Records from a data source
((
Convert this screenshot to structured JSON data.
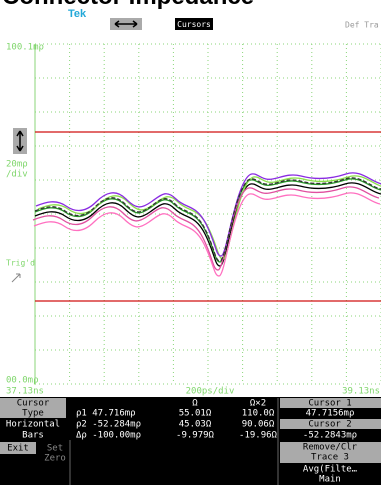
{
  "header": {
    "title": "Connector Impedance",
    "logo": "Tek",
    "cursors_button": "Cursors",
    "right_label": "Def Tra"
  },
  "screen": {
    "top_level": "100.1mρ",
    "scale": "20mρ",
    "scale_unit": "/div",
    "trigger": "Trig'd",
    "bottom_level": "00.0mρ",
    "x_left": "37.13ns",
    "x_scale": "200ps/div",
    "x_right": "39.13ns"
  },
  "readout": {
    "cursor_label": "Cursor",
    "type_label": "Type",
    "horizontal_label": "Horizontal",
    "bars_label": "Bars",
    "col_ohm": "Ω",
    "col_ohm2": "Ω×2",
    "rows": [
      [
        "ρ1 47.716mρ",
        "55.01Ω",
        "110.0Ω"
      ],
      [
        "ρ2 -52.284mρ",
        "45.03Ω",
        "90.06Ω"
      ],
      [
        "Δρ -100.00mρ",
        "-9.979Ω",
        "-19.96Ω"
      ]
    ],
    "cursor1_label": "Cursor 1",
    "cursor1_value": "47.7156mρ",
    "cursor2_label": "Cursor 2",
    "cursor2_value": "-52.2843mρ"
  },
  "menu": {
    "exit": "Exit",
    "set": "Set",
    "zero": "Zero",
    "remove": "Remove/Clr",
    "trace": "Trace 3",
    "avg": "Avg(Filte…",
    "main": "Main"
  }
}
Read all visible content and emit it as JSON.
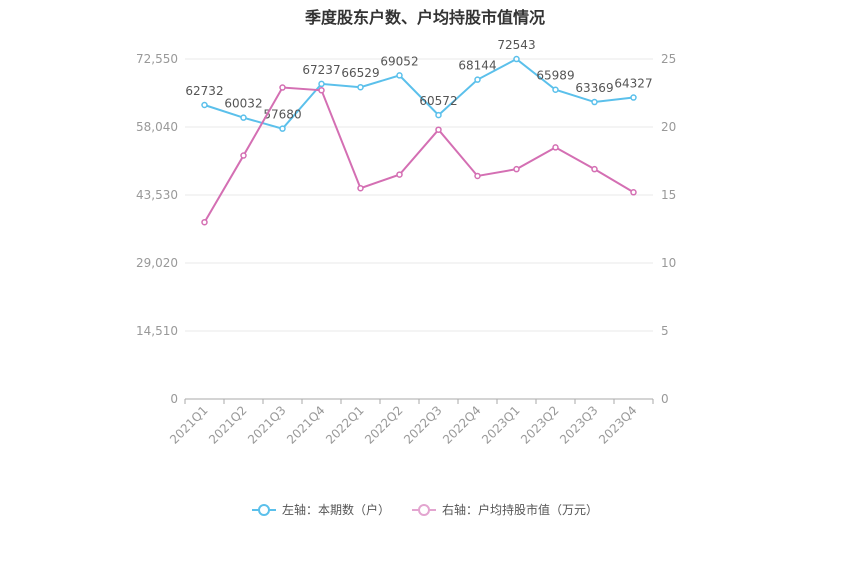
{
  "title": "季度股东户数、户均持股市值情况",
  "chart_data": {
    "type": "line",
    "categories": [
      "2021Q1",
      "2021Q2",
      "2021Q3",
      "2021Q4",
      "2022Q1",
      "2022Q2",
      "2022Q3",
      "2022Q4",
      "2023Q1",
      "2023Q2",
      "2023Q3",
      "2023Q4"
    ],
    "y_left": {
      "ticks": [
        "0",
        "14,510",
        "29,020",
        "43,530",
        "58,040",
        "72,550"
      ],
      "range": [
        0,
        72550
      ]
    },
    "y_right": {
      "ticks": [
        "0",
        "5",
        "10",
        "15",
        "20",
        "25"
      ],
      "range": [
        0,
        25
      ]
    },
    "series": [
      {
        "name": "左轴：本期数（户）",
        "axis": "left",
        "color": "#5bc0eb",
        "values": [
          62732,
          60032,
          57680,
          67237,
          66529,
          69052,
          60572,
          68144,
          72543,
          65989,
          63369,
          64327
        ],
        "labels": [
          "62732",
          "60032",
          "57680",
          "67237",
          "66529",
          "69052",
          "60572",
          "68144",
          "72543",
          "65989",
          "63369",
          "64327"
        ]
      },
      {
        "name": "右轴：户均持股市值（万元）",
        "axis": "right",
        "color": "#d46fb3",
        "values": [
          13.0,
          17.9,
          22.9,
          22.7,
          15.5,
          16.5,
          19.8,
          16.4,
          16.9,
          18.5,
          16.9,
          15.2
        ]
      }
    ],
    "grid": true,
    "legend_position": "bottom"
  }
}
))
((
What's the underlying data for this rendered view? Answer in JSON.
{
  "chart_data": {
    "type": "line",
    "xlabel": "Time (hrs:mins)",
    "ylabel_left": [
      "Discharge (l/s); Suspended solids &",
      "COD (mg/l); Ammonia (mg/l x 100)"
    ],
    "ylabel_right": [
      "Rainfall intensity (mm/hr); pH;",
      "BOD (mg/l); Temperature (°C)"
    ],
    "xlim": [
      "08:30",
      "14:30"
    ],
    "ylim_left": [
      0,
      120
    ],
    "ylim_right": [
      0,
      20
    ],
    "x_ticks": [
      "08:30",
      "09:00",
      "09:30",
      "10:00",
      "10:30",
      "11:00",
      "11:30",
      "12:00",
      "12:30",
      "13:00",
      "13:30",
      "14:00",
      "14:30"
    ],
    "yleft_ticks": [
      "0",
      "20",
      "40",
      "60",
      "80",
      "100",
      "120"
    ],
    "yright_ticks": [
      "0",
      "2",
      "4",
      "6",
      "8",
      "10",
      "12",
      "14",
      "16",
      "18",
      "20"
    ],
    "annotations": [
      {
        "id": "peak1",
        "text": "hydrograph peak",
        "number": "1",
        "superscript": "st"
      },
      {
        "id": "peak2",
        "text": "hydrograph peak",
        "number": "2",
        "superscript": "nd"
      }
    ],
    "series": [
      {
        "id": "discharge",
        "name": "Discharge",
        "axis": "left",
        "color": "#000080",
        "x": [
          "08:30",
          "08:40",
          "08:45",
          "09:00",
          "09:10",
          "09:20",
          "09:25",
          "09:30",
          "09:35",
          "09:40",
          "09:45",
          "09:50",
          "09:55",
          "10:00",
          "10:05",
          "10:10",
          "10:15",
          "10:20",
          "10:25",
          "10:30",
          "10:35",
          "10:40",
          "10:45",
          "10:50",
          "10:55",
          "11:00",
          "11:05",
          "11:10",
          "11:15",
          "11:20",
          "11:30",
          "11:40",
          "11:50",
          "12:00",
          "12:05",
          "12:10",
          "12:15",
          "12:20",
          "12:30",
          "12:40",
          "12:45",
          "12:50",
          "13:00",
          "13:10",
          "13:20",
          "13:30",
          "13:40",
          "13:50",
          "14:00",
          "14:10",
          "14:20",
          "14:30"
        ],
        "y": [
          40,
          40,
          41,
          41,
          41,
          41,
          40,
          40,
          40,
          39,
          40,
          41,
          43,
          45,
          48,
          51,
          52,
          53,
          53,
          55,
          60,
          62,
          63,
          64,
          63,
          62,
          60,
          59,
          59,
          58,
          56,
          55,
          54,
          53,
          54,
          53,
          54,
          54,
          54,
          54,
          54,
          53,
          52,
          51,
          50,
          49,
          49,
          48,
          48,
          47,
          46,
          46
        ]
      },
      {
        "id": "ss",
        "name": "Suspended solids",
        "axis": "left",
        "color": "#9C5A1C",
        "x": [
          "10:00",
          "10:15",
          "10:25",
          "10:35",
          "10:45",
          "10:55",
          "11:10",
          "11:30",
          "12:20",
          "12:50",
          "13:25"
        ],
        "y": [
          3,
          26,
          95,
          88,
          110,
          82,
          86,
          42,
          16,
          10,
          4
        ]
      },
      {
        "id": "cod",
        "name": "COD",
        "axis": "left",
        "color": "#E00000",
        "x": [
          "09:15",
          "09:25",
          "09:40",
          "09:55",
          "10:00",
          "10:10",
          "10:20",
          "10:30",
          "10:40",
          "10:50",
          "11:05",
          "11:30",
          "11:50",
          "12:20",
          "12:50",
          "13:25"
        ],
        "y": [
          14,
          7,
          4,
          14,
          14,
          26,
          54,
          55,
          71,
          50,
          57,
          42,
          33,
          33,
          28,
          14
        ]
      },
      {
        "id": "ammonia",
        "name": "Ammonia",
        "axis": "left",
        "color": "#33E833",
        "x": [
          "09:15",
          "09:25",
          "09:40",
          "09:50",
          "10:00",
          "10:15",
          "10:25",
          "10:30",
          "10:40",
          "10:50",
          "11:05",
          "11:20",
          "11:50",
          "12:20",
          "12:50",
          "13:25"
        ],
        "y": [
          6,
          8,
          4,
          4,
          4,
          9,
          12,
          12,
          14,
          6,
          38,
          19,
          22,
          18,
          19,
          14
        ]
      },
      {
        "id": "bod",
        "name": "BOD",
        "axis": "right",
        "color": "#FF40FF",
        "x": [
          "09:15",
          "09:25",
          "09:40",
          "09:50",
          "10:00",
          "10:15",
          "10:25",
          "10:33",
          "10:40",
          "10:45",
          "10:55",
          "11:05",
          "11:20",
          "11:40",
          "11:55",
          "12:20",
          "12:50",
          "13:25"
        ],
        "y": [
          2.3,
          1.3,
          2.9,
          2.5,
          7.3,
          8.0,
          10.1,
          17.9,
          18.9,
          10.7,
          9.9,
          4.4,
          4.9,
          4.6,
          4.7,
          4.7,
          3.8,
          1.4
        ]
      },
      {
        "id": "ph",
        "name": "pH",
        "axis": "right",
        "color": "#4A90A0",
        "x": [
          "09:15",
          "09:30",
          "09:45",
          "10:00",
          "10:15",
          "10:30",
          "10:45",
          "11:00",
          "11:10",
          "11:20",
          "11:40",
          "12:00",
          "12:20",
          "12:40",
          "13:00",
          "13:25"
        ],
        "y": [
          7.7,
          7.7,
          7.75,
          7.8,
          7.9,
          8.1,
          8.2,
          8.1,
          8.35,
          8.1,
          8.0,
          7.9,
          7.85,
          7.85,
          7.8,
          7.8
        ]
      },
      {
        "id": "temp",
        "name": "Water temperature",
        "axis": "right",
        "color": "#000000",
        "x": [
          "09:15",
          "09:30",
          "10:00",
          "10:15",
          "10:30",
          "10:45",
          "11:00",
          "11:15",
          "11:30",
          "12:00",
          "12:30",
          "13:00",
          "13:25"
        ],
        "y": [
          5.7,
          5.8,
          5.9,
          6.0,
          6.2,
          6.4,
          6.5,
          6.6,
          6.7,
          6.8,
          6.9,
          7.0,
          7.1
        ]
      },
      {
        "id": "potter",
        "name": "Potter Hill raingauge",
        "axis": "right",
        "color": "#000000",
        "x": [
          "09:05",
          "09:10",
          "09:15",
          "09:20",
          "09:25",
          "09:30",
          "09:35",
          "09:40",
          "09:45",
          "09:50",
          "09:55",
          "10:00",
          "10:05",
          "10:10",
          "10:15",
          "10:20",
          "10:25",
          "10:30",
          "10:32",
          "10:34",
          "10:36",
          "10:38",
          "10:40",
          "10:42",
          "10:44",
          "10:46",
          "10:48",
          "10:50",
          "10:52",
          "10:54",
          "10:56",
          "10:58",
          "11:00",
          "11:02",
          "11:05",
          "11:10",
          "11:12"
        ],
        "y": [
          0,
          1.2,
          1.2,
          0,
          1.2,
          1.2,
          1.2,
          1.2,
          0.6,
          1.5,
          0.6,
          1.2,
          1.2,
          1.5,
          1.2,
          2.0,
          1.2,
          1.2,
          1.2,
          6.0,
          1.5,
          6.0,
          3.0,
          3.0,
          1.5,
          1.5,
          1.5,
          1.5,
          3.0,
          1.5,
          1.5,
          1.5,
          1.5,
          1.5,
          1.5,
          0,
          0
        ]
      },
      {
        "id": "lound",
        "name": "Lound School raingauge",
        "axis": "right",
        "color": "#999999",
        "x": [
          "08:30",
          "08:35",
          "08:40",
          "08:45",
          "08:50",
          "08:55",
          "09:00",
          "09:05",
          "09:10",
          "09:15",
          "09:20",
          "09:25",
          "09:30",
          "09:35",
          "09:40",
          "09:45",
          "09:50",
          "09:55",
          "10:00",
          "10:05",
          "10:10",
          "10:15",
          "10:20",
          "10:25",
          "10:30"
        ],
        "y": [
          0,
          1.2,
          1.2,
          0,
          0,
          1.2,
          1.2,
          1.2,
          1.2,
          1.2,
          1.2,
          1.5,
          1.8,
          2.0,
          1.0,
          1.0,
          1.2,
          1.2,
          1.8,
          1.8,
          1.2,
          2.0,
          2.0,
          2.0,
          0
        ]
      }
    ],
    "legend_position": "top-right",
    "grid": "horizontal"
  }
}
))
§ Exercise description: Copy out each line of the records where the string "color" appears.

§ Answer to the problem:
        "color": "#5bc0eb",
        "color": "#d46fb3",
        "color": "#000080",
        "color": "#9C5A1C",
        "color": "#E00000",
        "color": "#33E833",
        "color": "#FF40FF",
        "color": "#4A90A0",
        "color": "#000000",
        "color": "#000000",
        "color": "#999999",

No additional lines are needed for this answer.